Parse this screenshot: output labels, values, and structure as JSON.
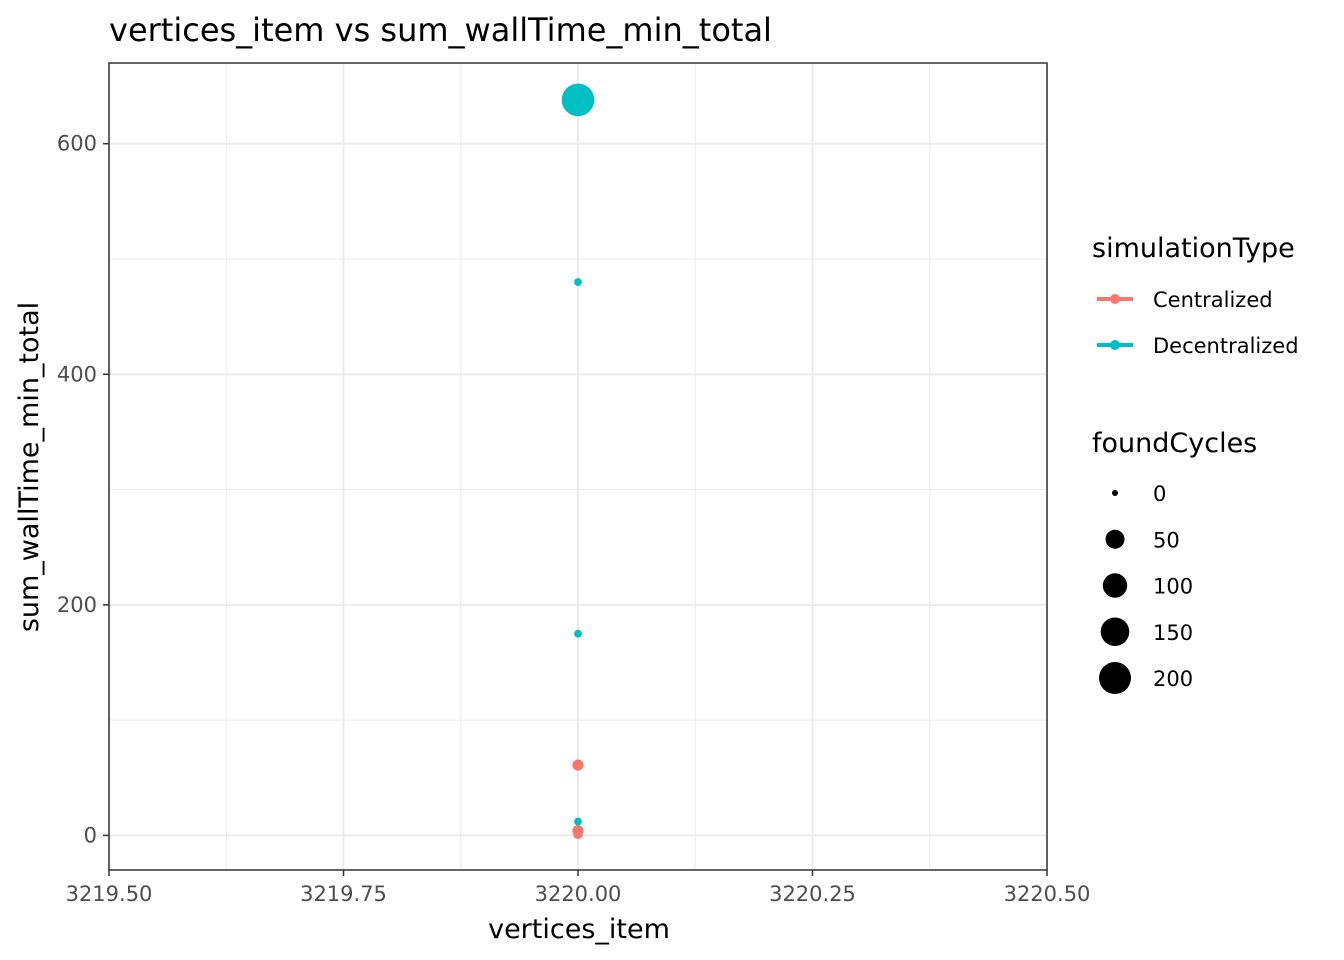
{
  "chart_data": {
    "type": "scatter",
    "title": "vertices_item  vs  sum_wallTime_min_total",
    "xlabel": "vertices_item",
    "ylabel": "sum_wallTime_min_total",
    "xlim": [
      3219.5,
      3220.5
    ],
    "ylim": [
      -30,
      670
    ],
    "x_ticks": [
      3219.5,
      3219.75,
      3220.0,
      3220.25,
      3220.5
    ],
    "x_tick_labels": [
      "3219.50",
      "3219.75",
      "3220.00",
      "3220.25",
      "3220.50"
    ],
    "y_ticks": [
      0,
      200,
      400,
      600
    ],
    "y_tick_labels": [
      "0",
      "200",
      "400",
      "600"
    ],
    "grid": true,
    "legend_placement": "right",
    "color_legend": {
      "title": "simulationType",
      "entries": [
        {
          "name": "Centralized",
          "color": "#F8766D"
        },
        {
          "name": "Decentralized",
          "color": "#00BFC4"
        }
      ]
    },
    "size_legend": {
      "title": "foundCycles",
      "breaks": [
        0,
        50,
        100,
        150,
        200
      ],
      "labels": [
        "0",
        "50",
        "100",
        "150",
        "200"
      ],
      "color": "#000000"
    },
    "series": [
      {
        "name": "Decentralized",
        "color": "#00BFC4",
        "points": [
          {
            "x": 3220.0,
            "y": 638,
            "foundCycles": 210
          },
          {
            "x": 3220.0,
            "y": 480,
            "foundCycles": 1
          },
          {
            "x": 3220.0,
            "y": 175,
            "foundCycles": 1
          },
          {
            "x": 3220.0,
            "y": 12,
            "foundCycles": 1
          }
        ]
      },
      {
        "name": "Centralized",
        "color": "#F8766D",
        "points": [
          {
            "x": 3220.0,
            "y": 61,
            "foundCycles": 8
          },
          {
            "x": 3220.0,
            "y": 4,
            "foundCycles": 8
          },
          {
            "x": 3220.0,
            "y": 1,
            "foundCycles": 4
          }
        ]
      }
    ]
  }
}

:::

__Problem to work on__. Give back the entries verbatim. Do not include any picture.

__Exercise output__.
Parse this screenshot: output labels, values, and structure as JSON.
{
  "chart_data": {
    "type": "scatter",
    "title": "vertices_item  vs  sum_wallTime_min_total",
    "xlabel": "vertices_item",
    "ylabel": "sum_wallTime_min_total",
    "xlim": [
      3219.5,
      3220.5
    ],
    "ylim": [
      -30,
      670
    ],
    "x_ticks": [
      3219.5,
      3219.75,
      3220.0,
      3220.25,
      3220.5
    ],
    "x_tick_labels": [
      "3219.50",
      "3219.75",
      "3220.00",
      "3220.25",
      "3220.50"
    ],
    "y_ticks": [
      0,
      200,
      400,
      600
    ],
    "y_tick_labels": [
      "0",
      "200",
      "400",
      "600"
    ],
    "grid": true,
    "legend_placement": "right",
    "color_legend": {
      "title": "simulationType",
      "entries": [
        {
          "name": "Centralized",
          "color": "#F8766D"
        },
        {
          "name": "Decentralized",
          "color": "#00BFC4"
        }
      ]
    },
    "size_legend": {
      "title": "foundCycles",
      "breaks": [
        0,
        50,
        100,
        150,
        200
      ],
      "labels": [
        "0",
        "50",
        "100",
        "150",
        "200"
      ],
      "color": "#000000"
    },
    "series": [
      {
        "name": "Decentralized",
        "color": "#00BFC4",
        "points": [
          {
            "x": 3220.0,
            "y": 638,
            "foundCycles": 210
          },
          {
            "x": 3220.0,
            "y": 480,
            "foundCycles": 1
          },
          {
            "x": 3220.0,
            "y": 175,
            "foundCycles": 1
          },
          {
            "x": 3220.0,
            "y": 12,
            "foundCycles": 1
          }
        ]
      },
      {
        "name": "Centralized",
        "color": "#F8766D",
        "points": [
          {
            "x": 3220.0,
            "y": 61,
            "foundCycles": 8
          },
          {
            "x": 3220.0,
            "y": 4,
            "foundCycles": 8
          },
          {
            "x": 3220.0,
            "y": 1,
            "foundCycles": 4
          }
        ]
      }
    ]
  }
}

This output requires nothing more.